━━━ Material for this task

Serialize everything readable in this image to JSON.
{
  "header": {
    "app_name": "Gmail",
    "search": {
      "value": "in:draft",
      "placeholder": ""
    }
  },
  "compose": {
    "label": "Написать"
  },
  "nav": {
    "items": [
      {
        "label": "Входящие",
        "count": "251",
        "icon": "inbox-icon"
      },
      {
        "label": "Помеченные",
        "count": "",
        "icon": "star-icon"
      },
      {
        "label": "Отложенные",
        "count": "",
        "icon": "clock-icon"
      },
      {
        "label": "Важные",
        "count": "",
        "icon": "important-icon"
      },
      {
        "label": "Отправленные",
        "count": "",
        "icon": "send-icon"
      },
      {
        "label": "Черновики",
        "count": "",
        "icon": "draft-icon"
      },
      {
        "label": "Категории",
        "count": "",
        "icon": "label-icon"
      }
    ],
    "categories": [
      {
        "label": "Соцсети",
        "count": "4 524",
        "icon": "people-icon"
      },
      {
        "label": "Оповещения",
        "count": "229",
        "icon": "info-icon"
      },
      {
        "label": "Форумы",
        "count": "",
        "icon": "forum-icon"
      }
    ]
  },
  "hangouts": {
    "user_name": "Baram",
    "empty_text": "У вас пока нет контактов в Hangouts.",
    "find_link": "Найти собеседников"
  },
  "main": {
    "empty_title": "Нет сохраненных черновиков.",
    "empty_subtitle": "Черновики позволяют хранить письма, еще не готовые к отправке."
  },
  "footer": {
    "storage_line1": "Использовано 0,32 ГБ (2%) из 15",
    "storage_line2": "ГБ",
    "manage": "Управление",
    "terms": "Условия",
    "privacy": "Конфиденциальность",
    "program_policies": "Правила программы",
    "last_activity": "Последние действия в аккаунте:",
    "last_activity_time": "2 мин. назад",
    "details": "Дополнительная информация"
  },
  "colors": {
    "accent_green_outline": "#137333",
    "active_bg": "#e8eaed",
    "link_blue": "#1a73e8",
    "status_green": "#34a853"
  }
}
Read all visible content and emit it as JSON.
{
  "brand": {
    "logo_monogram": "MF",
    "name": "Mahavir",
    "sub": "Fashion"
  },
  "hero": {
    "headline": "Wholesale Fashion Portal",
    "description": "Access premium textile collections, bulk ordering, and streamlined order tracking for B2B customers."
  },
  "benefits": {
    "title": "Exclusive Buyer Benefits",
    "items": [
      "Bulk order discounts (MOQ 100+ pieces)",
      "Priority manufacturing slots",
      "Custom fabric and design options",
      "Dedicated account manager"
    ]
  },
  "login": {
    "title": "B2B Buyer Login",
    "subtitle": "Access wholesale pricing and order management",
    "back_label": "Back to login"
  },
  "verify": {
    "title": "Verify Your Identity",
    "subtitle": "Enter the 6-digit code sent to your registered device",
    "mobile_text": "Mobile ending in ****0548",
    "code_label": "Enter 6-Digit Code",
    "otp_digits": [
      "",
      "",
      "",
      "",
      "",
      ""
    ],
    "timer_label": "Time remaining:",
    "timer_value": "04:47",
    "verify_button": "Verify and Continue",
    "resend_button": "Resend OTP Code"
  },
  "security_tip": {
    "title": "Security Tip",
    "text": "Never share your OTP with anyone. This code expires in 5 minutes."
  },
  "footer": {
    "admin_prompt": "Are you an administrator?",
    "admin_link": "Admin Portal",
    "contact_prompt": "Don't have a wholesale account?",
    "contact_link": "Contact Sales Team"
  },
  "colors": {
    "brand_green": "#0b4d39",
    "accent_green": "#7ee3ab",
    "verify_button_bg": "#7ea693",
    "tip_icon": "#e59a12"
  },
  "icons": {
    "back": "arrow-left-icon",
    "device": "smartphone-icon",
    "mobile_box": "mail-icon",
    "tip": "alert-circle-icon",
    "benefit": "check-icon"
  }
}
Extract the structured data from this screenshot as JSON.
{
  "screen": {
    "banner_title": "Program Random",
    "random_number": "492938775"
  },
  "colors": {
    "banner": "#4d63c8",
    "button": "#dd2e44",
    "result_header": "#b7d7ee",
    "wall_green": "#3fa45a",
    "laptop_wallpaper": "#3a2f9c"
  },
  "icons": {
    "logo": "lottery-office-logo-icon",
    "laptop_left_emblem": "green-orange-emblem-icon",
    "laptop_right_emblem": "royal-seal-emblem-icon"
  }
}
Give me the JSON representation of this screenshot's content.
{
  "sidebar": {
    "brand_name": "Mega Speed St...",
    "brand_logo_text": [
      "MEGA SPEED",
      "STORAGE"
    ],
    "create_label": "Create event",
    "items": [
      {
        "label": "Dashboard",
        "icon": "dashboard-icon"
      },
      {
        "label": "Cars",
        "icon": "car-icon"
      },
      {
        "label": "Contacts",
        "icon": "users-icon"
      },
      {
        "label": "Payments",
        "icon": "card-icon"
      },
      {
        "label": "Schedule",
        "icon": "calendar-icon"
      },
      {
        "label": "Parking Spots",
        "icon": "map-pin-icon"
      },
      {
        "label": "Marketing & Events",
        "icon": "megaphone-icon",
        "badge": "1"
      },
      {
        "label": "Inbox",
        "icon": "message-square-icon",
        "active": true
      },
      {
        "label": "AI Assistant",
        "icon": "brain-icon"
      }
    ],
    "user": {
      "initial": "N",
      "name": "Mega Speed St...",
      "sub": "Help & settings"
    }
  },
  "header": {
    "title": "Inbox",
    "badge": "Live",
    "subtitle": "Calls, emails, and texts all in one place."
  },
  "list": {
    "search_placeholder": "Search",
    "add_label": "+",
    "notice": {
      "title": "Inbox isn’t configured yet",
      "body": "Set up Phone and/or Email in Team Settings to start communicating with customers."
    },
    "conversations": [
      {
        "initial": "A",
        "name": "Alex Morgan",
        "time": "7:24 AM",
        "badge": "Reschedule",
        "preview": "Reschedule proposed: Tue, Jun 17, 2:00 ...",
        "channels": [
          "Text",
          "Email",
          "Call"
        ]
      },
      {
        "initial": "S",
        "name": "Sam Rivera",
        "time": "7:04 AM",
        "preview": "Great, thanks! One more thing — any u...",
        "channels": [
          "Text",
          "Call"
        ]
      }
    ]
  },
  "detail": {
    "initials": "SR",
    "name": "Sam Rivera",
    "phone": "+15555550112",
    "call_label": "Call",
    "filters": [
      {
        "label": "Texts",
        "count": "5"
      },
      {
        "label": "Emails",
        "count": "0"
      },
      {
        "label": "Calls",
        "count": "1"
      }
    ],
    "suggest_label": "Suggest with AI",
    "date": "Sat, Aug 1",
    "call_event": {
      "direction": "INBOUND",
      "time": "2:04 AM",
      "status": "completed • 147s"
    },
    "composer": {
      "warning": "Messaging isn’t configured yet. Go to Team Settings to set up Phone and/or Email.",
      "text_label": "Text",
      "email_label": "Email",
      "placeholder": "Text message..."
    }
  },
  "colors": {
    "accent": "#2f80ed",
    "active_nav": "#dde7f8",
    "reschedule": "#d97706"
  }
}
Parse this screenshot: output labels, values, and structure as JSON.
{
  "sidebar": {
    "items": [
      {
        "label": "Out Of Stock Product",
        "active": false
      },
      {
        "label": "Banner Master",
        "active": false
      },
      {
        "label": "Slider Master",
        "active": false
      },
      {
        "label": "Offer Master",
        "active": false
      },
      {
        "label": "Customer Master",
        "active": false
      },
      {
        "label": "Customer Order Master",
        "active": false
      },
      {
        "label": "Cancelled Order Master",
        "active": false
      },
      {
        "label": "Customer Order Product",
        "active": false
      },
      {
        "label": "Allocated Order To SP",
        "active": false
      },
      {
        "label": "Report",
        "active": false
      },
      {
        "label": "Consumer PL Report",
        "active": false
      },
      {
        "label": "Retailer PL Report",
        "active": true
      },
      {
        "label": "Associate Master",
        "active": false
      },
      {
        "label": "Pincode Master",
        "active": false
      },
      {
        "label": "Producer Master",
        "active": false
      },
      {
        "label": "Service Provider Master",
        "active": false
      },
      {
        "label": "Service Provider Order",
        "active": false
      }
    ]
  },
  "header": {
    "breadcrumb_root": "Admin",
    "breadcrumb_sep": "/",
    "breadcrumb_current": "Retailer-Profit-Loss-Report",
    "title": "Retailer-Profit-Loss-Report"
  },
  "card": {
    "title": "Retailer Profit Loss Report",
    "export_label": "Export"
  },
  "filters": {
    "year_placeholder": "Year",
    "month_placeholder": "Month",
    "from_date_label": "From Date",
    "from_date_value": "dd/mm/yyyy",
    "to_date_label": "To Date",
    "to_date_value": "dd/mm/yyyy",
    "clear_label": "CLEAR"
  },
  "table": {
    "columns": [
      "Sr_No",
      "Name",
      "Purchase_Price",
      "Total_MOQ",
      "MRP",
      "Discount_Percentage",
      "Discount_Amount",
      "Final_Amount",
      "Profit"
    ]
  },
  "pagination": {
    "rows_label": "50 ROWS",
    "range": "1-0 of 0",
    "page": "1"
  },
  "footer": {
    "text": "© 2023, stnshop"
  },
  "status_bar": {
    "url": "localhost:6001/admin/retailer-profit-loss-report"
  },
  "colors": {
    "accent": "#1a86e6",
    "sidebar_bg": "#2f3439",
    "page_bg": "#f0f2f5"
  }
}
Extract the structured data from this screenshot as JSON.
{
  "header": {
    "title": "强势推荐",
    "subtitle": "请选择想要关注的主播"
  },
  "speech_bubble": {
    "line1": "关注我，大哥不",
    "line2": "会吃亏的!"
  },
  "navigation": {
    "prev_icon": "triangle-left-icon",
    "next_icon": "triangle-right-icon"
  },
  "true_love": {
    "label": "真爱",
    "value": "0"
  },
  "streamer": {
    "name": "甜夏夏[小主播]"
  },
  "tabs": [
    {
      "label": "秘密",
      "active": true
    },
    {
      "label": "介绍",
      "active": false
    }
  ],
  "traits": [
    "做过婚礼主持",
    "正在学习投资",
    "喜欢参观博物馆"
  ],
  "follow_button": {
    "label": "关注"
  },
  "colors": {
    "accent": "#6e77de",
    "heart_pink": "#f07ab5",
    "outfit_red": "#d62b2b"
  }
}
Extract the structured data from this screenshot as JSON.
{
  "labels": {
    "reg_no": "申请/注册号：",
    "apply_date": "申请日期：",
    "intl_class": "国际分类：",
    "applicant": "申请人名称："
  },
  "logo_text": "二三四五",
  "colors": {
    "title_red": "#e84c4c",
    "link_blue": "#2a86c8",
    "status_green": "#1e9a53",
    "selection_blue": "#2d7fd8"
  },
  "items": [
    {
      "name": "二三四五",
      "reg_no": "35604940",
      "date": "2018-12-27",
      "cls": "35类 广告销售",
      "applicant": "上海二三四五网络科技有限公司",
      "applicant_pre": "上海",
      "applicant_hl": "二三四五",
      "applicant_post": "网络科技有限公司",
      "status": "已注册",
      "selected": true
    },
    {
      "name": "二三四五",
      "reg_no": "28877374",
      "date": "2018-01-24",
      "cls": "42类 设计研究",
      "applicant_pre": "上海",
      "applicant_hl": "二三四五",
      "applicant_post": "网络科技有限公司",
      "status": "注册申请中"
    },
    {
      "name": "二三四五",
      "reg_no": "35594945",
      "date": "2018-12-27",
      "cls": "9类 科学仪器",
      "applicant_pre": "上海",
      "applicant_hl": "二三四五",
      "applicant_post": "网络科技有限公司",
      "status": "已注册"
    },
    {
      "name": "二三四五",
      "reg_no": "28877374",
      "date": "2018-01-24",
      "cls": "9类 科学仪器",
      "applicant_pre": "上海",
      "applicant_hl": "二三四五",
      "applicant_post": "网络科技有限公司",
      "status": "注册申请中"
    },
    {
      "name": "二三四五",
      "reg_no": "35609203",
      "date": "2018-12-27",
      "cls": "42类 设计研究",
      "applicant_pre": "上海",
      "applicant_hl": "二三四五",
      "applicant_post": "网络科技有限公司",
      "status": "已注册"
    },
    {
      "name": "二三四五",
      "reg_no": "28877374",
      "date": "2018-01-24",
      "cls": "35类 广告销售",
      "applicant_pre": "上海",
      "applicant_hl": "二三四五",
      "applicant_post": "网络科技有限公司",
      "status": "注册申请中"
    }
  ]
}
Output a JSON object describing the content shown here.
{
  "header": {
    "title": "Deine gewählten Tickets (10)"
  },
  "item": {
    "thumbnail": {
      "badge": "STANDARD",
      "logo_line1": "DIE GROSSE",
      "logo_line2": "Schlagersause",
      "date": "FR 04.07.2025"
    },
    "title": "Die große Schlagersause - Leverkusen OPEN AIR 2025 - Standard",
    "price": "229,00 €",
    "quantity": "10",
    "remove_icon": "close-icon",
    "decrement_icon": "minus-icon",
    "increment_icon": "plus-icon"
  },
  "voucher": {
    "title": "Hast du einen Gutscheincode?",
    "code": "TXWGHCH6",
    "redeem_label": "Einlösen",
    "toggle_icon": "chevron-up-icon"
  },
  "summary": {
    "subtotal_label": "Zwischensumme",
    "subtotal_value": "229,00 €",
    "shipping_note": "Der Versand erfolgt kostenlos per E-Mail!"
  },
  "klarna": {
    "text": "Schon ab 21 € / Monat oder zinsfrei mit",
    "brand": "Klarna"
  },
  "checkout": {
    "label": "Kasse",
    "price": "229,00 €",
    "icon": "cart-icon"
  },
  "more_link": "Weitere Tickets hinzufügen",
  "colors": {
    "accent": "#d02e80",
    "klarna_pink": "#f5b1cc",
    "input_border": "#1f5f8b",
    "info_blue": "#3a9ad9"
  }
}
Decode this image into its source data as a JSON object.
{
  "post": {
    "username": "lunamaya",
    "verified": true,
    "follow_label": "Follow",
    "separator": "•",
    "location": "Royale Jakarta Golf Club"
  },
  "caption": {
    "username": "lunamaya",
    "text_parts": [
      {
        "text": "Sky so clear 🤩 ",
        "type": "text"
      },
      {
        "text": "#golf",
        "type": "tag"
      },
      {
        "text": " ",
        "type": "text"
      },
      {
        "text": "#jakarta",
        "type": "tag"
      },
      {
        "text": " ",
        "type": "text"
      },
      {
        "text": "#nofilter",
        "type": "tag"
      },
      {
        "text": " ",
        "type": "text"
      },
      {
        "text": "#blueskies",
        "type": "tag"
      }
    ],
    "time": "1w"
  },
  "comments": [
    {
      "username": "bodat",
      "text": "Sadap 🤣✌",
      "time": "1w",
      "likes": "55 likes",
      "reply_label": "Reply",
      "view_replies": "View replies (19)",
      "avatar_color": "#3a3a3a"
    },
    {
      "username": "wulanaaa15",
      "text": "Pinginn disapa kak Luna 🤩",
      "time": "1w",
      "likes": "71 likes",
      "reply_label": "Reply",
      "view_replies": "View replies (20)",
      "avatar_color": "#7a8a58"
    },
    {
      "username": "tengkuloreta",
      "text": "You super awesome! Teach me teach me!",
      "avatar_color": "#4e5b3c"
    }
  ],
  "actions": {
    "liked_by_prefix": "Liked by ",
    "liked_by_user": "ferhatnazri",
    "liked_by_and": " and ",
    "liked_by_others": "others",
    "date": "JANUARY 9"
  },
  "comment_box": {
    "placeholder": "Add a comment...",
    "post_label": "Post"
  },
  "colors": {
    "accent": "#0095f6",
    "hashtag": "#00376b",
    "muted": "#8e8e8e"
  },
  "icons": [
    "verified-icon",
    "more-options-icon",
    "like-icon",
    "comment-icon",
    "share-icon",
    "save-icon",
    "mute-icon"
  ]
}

━━━━━━

→ **What is being asked**
Return all lines containing "Master".

→ **Written response**
        "label": "Banner Master",
        "label": "Slider Master",
        "label": "Offer Master",
        "label": "Customer Master",
        "label": "Customer Order Master",
        "label": "Cancelled Order Master",
        "label": "Associate Master",
        "label": "Pincode Master",
        "label": "Producer Master",
        "label": "Service Provider Master",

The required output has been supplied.